**DATA EXCERPTS**:
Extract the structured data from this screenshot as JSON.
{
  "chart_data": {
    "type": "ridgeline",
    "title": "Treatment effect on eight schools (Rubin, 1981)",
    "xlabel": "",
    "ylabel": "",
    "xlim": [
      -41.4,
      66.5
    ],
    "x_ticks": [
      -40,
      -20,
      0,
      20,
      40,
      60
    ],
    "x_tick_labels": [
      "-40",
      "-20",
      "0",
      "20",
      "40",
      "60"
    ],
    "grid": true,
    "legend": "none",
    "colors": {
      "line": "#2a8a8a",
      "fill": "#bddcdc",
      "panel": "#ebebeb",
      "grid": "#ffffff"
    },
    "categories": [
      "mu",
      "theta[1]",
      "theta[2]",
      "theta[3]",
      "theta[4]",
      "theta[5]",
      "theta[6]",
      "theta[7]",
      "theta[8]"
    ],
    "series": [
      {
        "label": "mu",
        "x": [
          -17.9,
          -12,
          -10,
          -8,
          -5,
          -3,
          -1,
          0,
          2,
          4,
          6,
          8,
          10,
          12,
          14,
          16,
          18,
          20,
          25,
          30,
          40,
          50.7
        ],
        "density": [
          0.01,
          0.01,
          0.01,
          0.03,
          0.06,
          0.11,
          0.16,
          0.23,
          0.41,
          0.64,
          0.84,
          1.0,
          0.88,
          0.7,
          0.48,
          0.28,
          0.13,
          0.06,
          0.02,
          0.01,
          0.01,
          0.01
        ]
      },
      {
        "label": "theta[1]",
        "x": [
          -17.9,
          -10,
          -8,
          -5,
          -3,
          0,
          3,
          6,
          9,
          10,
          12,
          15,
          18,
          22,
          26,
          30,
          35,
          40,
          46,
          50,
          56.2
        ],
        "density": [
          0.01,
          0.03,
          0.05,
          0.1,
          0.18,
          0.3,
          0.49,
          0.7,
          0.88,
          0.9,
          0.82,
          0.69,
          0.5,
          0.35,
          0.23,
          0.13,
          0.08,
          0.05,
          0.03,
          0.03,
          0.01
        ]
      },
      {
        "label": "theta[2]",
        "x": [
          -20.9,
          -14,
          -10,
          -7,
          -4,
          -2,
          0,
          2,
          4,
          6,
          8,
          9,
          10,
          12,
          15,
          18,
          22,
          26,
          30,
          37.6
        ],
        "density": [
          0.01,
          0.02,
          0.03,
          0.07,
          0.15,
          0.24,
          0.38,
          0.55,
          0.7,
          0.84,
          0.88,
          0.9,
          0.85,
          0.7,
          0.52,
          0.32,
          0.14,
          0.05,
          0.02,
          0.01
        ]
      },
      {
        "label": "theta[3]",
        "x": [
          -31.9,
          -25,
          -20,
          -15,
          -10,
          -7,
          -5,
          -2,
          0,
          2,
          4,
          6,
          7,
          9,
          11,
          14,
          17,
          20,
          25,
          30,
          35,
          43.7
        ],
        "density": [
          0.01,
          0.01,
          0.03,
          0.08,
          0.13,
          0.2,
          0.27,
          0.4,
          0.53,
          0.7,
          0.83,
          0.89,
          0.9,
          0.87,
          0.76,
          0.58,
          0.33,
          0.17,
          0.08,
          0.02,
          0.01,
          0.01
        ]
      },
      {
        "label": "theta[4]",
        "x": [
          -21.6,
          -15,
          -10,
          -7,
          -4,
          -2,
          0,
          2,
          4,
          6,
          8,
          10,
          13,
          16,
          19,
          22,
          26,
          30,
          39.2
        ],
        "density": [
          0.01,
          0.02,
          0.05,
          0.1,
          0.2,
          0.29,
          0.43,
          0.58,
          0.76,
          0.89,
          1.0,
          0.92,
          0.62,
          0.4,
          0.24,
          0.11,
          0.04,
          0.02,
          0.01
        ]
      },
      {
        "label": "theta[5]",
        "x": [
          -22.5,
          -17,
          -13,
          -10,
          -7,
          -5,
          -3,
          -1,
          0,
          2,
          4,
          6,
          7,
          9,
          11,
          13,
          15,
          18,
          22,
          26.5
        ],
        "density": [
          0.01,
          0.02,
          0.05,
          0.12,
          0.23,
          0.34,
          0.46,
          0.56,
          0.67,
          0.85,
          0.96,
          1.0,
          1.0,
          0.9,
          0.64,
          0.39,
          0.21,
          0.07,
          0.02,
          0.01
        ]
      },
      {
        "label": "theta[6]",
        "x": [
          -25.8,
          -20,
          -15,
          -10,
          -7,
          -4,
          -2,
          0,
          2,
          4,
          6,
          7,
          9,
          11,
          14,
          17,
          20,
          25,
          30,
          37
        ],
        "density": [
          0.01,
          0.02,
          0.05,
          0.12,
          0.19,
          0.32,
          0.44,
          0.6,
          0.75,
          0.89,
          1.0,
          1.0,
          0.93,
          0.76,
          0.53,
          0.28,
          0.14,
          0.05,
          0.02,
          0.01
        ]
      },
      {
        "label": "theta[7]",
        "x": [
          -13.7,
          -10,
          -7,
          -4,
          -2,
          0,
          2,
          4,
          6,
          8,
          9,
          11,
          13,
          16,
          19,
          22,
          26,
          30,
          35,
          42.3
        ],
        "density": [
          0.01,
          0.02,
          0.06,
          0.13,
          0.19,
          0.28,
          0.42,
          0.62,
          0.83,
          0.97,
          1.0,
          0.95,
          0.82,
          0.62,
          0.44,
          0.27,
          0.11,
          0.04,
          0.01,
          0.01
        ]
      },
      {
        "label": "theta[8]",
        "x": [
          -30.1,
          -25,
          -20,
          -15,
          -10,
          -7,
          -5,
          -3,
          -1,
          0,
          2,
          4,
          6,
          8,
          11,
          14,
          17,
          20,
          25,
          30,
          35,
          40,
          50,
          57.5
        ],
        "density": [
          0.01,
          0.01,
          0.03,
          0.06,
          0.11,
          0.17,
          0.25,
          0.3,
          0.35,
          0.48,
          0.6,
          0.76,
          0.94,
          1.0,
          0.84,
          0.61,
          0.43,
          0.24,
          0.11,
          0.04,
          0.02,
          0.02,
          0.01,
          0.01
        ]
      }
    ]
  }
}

**YOUR OBJECTIVE**: Please set down each line of the records exactly as given.

**RESPONSE FOR THIS EXERCISE**:
Extract the structured data from this screenshot as JSON.
{
  "chart_data": {
    "type": "ridgeline",
    "title": "Treatment effect on eight schools (Rubin, 1981)",
    "xlabel": "",
    "ylabel": "",
    "xlim": [
      -41.4,
      66.5
    ],
    "x_ticks": [
      -40,
      -20,
      0,
      20,
      40,
      60
    ],
    "x_tick_labels": [
      "-40",
      "-20",
      "0",
      "20",
      "40",
      "60"
    ],
    "grid": true,
    "legend": "none",
    "colors": {
      "line": "#2a8a8a",
      "fill": "#bddcdc",
      "panel": "#ebebeb",
      "grid": "#ffffff"
    },
    "categories": [
      "mu",
      "theta[1]",
      "theta[2]",
      "theta[3]",
      "theta[4]",
      "theta[5]",
      "theta[6]",
      "theta[7]",
      "theta[8]"
    ],
    "series": [
      {
        "label": "mu",
        "x": [
          -17.9,
          -12,
          -10,
          -8,
          -5,
          -3,
          -1,
          0,
          2,
          4,
          6,
          8,
          10,
          12,
          14,
          16,
          18,
          20,
          25,
          30,
          40,
          50.7
        ],
        "density": [
          0.01,
          0.01,
          0.01,
          0.03,
          0.06,
          0.11,
          0.16,
          0.23,
          0.41,
          0.64,
          0.84,
          1.0,
          0.88,
          0.7,
          0.48,
          0.28,
          0.13,
          0.06,
          0.02,
          0.01,
          0.01,
          0.01
        ]
      },
      {
        "label": "theta[1]",
        "x": [
          -17.9,
          -10,
          -8,
          -5,
          -3,
          0,
          3,
          6,
          9,
          10,
          12,
          15,
          18,
          22,
          26,
          30,
          35,
          40,
          46,
          50,
          56.2
        ],
        "density": [
          0.01,
          0.03,
          0.05,
          0.1,
          0.18,
          0.3,
          0.49,
          0.7,
          0.88,
          0.9,
          0.82,
          0.69,
          0.5,
          0.35,
          0.23,
          0.13,
          0.08,
          0.05,
          0.03,
          0.03,
          0.01
        ]
      },
      {
        "label": "theta[2]",
        "x": [
          -20.9,
          -14,
          -10,
          -7,
          -4,
          -2,
          0,
          2,
          4,
          6,
          8,
          9,
          10,
          12,
          15,
          18,
          22,
          26,
          30,
          37.6
        ],
        "density": [
          0.01,
          0.02,
          0.03,
          0.07,
          0.15,
          0.24,
          0.38,
          0.55,
          0.7,
          0.84,
          0.88,
          0.9,
          0.85,
          0.7,
          0.52,
          0.32,
          0.14,
          0.05,
          0.02,
          0.01
        ]
      },
      {
        "label": "theta[3]",
        "x": [
          -31.9,
          -25,
          -20,
          -15,
          -10,
          -7,
          -5,
          -2,
          0,
          2,
          4,
          6,
          7,
          9,
          11,
          14,
          17,
          20,
          25,
          30,
          35,
          43.7
        ],
        "density": [
          0.01,
          0.01,
          0.03,
          0.08,
          0.13,
          0.2,
          0.27,
          0.4,
          0.53,
          0.7,
          0.83,
          0.89,
          0.9,
          0.87,
          0.76,
          0.58,
          0.33,
          0.17,
          0.08,
          0.02,
          0.01,
          0.01
        ]
      },
      {
        "label": "theta[4]",
        "x": [
          -21.6,
          -15,
          -10,
          -7,
          -4,
          -2,
          0,
          2,
          4,
          6,
          8,
          10,
          13,
          16,
          19,
          22,
          26,
          30,
          39.2
        ],
        "density": [
          0.01,
          0.02,
          0.05,
          0.1,
          0.2,
          0.29,
          0.43,
          0.58,
          0.76,
          0.89,
          1.0,
          0.92,
          0.62,
          0.4,
          0.24,
          0.11,
          0.04,
          0.02,
          0.01
        ]
      },
      {
        "label": "theta[5]",
        "x": [
          -22.5,
          -17,
          -13,
          -10,
          -7,
          -5,
          -3,
          -1,
          0,
          2,
          4,
          6,
          7,
          9,
          11,
          13,
          15,
          18,
          22,
          26.5
        ],
        "density": [
          0.01,
          0.02,
          0.05,
          0.12,
          0.23,
          0.34,
          0.46,
          0.56,
          0.67,
          0.85,
          0.96,
          1.0,
          1.0,
          0.9,
          0.64,
          0.39,
          0.21,
          0.07,
          0.02,
          0.01
        ]
      },
      {
        "label": "theta[6]",
        "x": [
          -25.8,
          -20,
          -15,
          -10,
          -7,
          -4,
          -2,
          0,
          2,
          4,
          6,
          7,
          9,
          11,
          14,
          17,
          20,
          25,
          30,
          37
        ],
        "density": [
          0.01,
          0.02,
          0.05,
          0.12,
          0.19,
          0.32,
          0.44,
          0.6,
          0.75,
          0.89,
          1.0,
          1.0,
          0.93,
          0.76,
          0.53,
          0.28,
          0.14,
          0.05,
          0.02,
          0.01
        ]
      },
      {
        "label": "theta[7]",
        "x": [
          -13.7,
          -10,
          -7,
          -4,
          -2,
          0,
          2,
          4,
          6,
          8,
          9,
          11,
          13,
          16,
          19,
          22,
          26,
          30,
          35,
          42.3
        ],
        "density": [
          0.01,
          0.02,
          0.06,
          0.13,
          0.19,
          0.28,
          0.42,
          0.62,
          0.83,
          0.97,
          1.0,
          0.95,
          0.82,
          0.62,
          0.44,
          0.27,
          0.11,
          0.04,
          0.01,
          0.01
        ]
      },
      {
        "label": "theta[8]",
        "x": [
          -30.1,
          -25,
          -20,
          -15,
          -10,
          -7,
          -5,
          -3,
          -1,
          0,
          2,
          4,
          6,
          8,
          11,
          14,
          17,
          20,
          25,
          30,
          35,
          40,
          50,
          57.5
        ],
        "density": [
          0.01,
          0.01,
          0.03,
          0.06,
          0.11,
          0.17,
          0.25,
          0.3,
          0.35,
          0.48,
          0.6,
          0.76,
          0.94,
          1.0,
          0.84,
          0.61,
          0.43,
          0.24,
          0.11,
          0.04,
          0.02,
          0.02,
          0.01,
          0.01
        ]
      }
    ]
  }
}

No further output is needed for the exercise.